--- START Given data ---

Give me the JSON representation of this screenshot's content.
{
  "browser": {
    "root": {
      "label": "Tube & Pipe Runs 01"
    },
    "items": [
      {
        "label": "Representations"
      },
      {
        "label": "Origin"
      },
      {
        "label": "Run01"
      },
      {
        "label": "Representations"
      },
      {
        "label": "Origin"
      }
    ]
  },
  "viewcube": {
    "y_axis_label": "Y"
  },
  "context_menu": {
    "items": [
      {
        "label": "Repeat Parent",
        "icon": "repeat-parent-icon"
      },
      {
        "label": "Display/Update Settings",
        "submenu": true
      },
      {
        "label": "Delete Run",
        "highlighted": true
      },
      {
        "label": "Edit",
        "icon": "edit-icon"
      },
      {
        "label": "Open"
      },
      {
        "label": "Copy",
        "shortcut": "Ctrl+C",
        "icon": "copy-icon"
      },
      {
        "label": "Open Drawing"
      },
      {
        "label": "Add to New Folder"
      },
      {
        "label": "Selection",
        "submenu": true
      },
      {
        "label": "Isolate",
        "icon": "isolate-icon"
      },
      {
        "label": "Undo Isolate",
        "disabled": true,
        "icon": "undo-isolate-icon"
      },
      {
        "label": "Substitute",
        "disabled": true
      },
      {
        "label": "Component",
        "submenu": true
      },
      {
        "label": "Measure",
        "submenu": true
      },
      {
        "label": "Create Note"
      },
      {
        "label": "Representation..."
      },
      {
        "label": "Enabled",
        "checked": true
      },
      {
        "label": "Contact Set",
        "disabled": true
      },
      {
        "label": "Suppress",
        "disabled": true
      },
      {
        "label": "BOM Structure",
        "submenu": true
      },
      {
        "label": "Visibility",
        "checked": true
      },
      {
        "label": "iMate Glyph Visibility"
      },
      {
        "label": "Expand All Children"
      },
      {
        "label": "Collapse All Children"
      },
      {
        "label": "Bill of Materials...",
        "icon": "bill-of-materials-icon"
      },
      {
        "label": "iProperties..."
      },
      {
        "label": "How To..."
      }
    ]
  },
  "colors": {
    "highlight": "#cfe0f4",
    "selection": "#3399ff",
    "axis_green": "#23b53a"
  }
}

--- END Given data ---

What to produce: Exactly reproduce the material above.

Solution to the problem:
Give me the JSON representation of this screenshot's content.
{
  "browser": {
    "root": {
      "label": "Tube & Pipe Runs 01"
    },
    "items": [
      {
        "label": "Representations"
      },
      {
        "label": "Origin"
      },
      {
        "label": "Run01"
      },
      {
        "label": "Representations"
      },
      {
        "label": "Origin"
      }
    ]
  },
  "viewcube": {
    "y_axis_label": "Y"
  },
  "context_menu": {
    "items": [
      {
        "label": "Repeat Parent",
        "icon": "repeat-parent-icon"
      },
      {
        "label": "Display/Update Settings",
        "submenu": true
      },
      {
        "label": "Delete Run",
        "highlighted": true
      },
      {
        "label": "Edit",
        "icon": "edit-icon"
      },
      {
        "label": "Open"
      },
      {
        "label": "Copy",
        "shortcut": "Ctrl+C",
        "icon": "copy-icon"
      },
      {
        "label": "Open Drawing"
      },
      {
        "label": "Add to New Folder"
      },
      {
        "label": "Selection",
        "submenu": true
      },
      {
        "label": "Isolate",
        "icon": "isolate-icon"
      },
      {
        "label": "Undo Isolate",
        "disabled": true,
        "icon": "undo-isolate-icon"
      },
      {
        "label": "Substitute",
        "disabled": true
      },
      {
        "label": "Component",
        "submenu": true
      },
      {
        "label": "Measure",
        "submenu": true
      },
      {
        "label": "Create Note"
      },
      {
        "label": "Representation..."
      },
      {
        "label": "Enabled",
        "checked": true
      },
      {
        "label": "Contact Set",
        "disabled": true
      },
      {
        "label": "Suppress",
        "disabled": true
      },
      {
        "label": "BOM Structure",
        "submenu": true
      },
      {
        "label": "Visibility",
        "checked": true
      },
      {
        "label": "iMate Glyph Visibility"
      },
      {
        "label": "Expand All Children"
      },
      {
        "label": "Collapse All Children"
      },
      {
        "label": "Bill of Materials...",
        "icon": "bill-of-materials-icon"
      },
      {
        "label": "iProperties..."
      },
      {
        "label": "How To..."
      }
    ]
  },
  "colors": {
    "highlight": "#cfe0f4",
    "selection": "#3399ff",
    "axis_green": "#23b53a"
  }
}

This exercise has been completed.